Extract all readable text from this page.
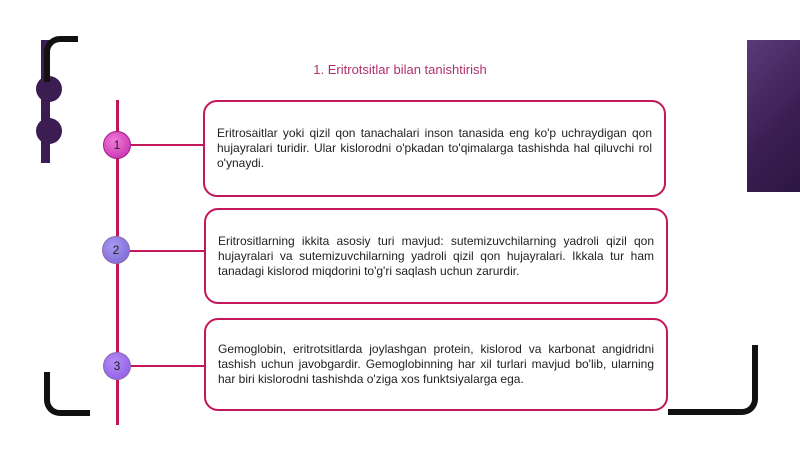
1. Eritrotsitlar bilan tanishtirish
1
Eritrosaitlar yoki qizil qon tanachalari inson tanasida eng ko'p uchraydigan qon hujayralari turidir. Ular kislorodni o'pkadan to'qimalarga tashishda hal qiluvchi rol o'ynaydi.
2
Eritrositlarning ikkita asosiy turi mavjud: sutemizuvchilarning yadroli qizil qon hujayralari va sutemizuvchilarning yadroli qizil qon hujayralari. Ikkala tur ham tanadagi kislorod miqdorini to'g'ri saqlash uchun zarurdir.
3
Gemoglobin, eritrotsitlarda joylashgan protein, kislorod va karbonat angidridni tashish uchun javobgardir. Gemoglobinning har xil turlari mavjud bo'lib, ularning har biri kislorodni tashishda o'ziga xos funktsiyalarga ega.
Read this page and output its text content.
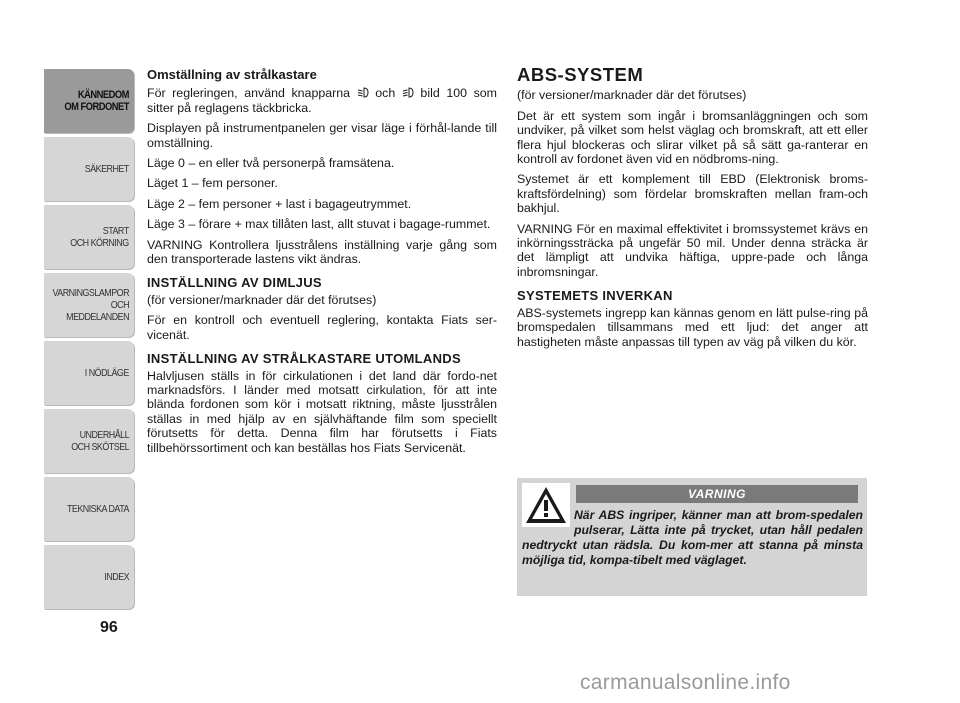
KÄNNEDOM
OM FORDONET
SÄKERHET
START
OCH KÖRNING
VARNINGSLAMPOR
OCH
MEDDELANDEN
I NÖDLÄGE
UNDERHÅLL
OCH SKÖTSEL
TEKNISKA DATA
INDEX
96
Omställning av strålkastare

För regleringen, använd knapparna  och  bild 100 som sitter på reglagens täckbricka.

Displayen på instrumentpanelen ger visar läge i förhål-lande till omställning.

Läge 0 – en eller två personerpå framsätena.

Läget 1 – fem personer.

Läge 2 – fem personer + last i bagageutrymmet.

Läge 3 – förare + max tillåten last, allt stuvat i bagage-rummet.

VARNING Kontrollera ljusstrålens inställning varje gång som den transporterade lastens vikt ändras.

INSTÄLLNING AV DIMLJUS

(för versioner/marknader där det förutses)

För en kontroll och eventuell reglering, kontakta Fiats ser-vicenät.

INSTÄLLNING AV STRÅLKASTARE UTOMLANDS

Halvljusen ställs in för cirkulationen i det land där fordo-net marknadsförs. I länder med motsatt cirkulation, för att inte blända fordonen som kör i motsatt riktning, måste ljusstrålen ställas in med hjälp av en självhäftande film som speciellt förutsetts för detta. Denna film har förutsetts i Fiats tillbehörssortiment och kan beställas hos Fiats Servicenät.

ABS-SYSTEM

(för versioner/marknader där det förutses)

Det är ett system som ingår i bromsanläggningen och som undviker, på vilket som helst väglag och bromskraft, att ett eller flera hjul blockeras och slirar vilket på så sätt ga-ranterar en kontroll av fordonet även vid en nödbroms-ning.

Systemet är ett komplement till EBD (Elektronisk broms-kraftsfördelning) som fördelar bromskraften mellan fram-och bakhjul.

VARNING För en maximal effektivitet i bromssystemet krävs en inkörningssträcka på ungefär 50 mil. Under denna sträcka är det lämpligt att undvika häftiga, uppre-pade och långa inbromsningar.

SYSTEMETS INVERKAN

ABS-systemets ingrepp kan kännas genom en lätt pulse-ring på bromspedalen tillsammans med ett ljud: det anger att hastigheten måste anpassas till typen av väg på vilken du kör.

VARNING
När ABS ingriper, känner man att brom-spedalen pulserar, Lätta inte på trycket, utan håll pedalen nedtryckt utan rädsla. Du kom-mer att stanna på minsta möjliga tid, kompa-tibelt med väglaget.
carmanualsonline.info
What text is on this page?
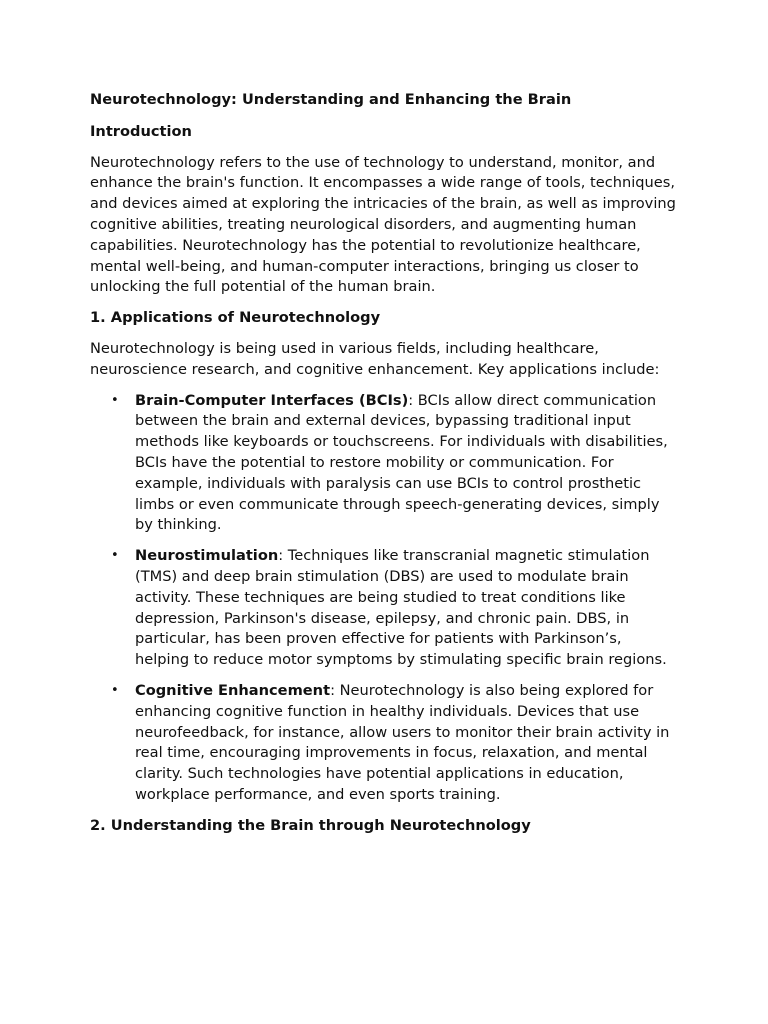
Neurotechnology: Understanding and Enhancing the Brain

Introduction

Neurotechnology refers to the use of technology to understand, monitor, and enhance the brain's function. It encompasses a wide range of tools, techniques, and devices aimed at exploring the intricacies of the brain, as well as improving cognitive abilities, treating neurological disorders, and augmenting human capabilities. Neurotechnology has the potential to revolutionize healthcare, mental well-being, and human-computer interactions, bringing us closer to unlocking the full potential of the human brain.

1. Applications of Neurotechnology

Neurotechnology is being used in various fields, including healthcare, neuroscience research, and cognitive enhancement. Key applications include:

• Brain-Computer Interfaces (BCIs): BCIs allow direct communication between the brain and external devices, bypassing traditional input methods like keyboards or touchscreens. For individuals with disabilities, BCIs have the potential to restore mobility or communication. For example, individuals with paralysis can use BCIs to control prosthetic limbs or even communicate through speech-generating devices, simply by thinking.
• Neurostimulation: Techniques like transcranial magnetic stimulation (TMS) and deep brain stimulation (DBS) are used to modulate brain activity. These techniques are being studied to treat conditions like depression, Parkinson's disease, epilepsy, and chronic pain. DBS, in particular, has been proven effective for patients with Parkinson’s, helping to reduce motor symptoms by stimulating specific brain regions.
• Cognitive Enhancement: Neurotechnology is also being explored for enhancing cognitive function in healthy individuals. Devices that use neurofeedback, for instance, allow users to monitor their brain activity in real time, encouraging improvements in focus, relaxation, and mental clarity. Such technologies have potential applications in education, workplace performance, and even sports training.

2. Understanding the Brain through Neurotechnology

┄┄┄┄┄┄

#### Task to carry out
Work through the material above and count the lines that contain the word "this". Only the number is to be given.

#### Solution below
3